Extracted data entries
++++++

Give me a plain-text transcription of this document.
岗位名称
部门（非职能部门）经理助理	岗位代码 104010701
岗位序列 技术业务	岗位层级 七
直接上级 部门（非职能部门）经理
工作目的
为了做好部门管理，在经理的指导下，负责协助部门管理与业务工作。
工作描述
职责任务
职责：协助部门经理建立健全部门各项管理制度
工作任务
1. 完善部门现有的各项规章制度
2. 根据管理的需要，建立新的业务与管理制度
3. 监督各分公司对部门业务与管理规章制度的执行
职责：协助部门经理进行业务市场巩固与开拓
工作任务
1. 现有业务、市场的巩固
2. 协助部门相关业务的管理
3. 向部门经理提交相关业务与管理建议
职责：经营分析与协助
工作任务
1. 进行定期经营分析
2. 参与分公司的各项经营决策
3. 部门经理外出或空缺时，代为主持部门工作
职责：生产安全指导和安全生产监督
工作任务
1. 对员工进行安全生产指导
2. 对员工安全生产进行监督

++++++

**Task to complete**
Report all lines of the data that include the word "非职能部门".

**Written response**
部门（非职能部门）经理助理	岗位代码 104010701
直接上级 部门（非职能部门）经理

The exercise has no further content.